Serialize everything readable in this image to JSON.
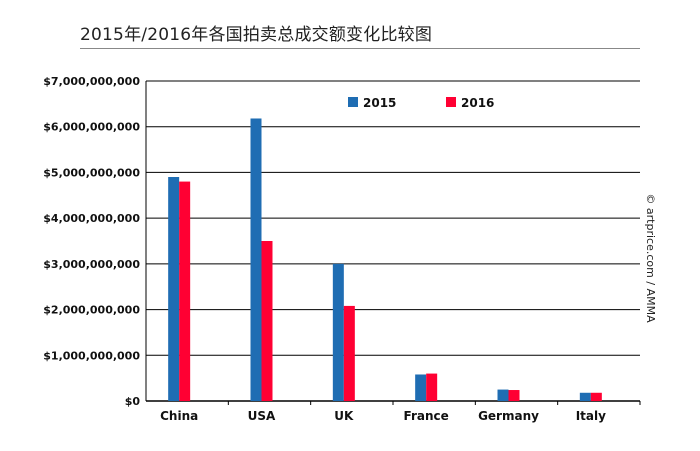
{
  "colors": {
    "s2015": "#1f6db3",
    "s2016": "#ff0033",
    "grid": "#000000"
  },
  "credit": "© artprice.com / AMMA",
  "chart_data": {
    "type": "bar",
    "title": "2015年/2016年各国拍卖总成交额变化比较图",
    "xlabel": "",
    "ylabel": "",
    "categories": [
      "China",
      "USA",
      "UK",
      "France",
      "Germany",
      "Italy"
    ],
    "series": [
      {
        "name": "2015",
        "values": [
          4900000000,
          6180000000,
          3000000000,
          580000000,
          250000000,
          180000000
        ]
      },
      {
        "name": "2016",
        "values": [
          4800000000,
          3500000000,
          2080000000,
          600000000,
          240000000,
          180000000
        ]
      }
    ],
    "ylim": [
      0,
      7000000000
    ],
    "yticks": [
      {
        "value": 0,
        "label": "$0"
      },
      {
        "value": 1000000000,
        "label": "$1,000,000,000"
      },
      {
        "value": 2000000000,
        "label": "$2,000,000,000"
      },
      {
        "value": 3000000000,
        "label": "$3,000,000,000"
      },
      {
        "value": 4000000000,
        "label": "$4,000,000,000"
      },
      {
        "value": 5000000000,
        "label": "$5,000,000,000"
      },
      {
        "value": 6000000000,
        "label": "$6,000,000,000"
      },
      {
        "value": 7000000000,
        "label": "$7,000,000,000"
      }
    ],
    "grid": true,
    "legend": "top-center"
  }
}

----

▶ WHAT IS REQUIRED
Print all of the records shown above exactly, leaving out each picture.

▶ ANSWER BELOW
Serialize everything readable in this image to JSON.
{
  "colors": {
    "s2015": "#1f6db3",
    "s2016": "#ff0033",
    "grid": "#000000"
  },
  "credit": "© artprice.com / AMMA",
  "chart_data": {
    "type": "bar",
    "title": "2015年/2016年各国拍卖总成交额变化比较图",
    "xlabel": "",
    "ylabel": "",
    "categories": [
      "China",
      "USA",
      "UK",
      "France",
      "Germany",
      "Italy"
    ],
    "series": [
      {
        "name": "2015",
        "values": [
          4900000000,
          6180000000,
          3000000000,
          580000000,
          250000000,
          180000000
        ]
      },
      {
        "name": "2016",
        "values": [
          4800000000,
          3500000000,
          2080000000,
          600000000,
          240000000,
          180000000
        ]
      }
    ],
    "ylim": [
      0,
      7000000000
    ],
    "yticks": [
      {
        "value": 0,
        "label": "$0"
      },
      {
        "value": 1000000000,
        "label": "$1,000,000,000"
      },
      {
        "value": 2000000000,
        "label": "$2,000,000,000"
      },
      {
        "value": 3000000000,
        "label": "$3,000,000,000"
      },
      {
        "value": 4000000000,
        "label": "$4,000,000,000"
      },
      {
        "value": 5000000000,
        "label": "$5,000,000,000"
      },
      {
        "value": 6000000000,
        "label": "$6,000,000,000"
      },
      {
        "value": 7000000000,
        "label": "$7,000,000,000"
      }
    ],
    "grid": true,
    "legend": "top-center"
  }
}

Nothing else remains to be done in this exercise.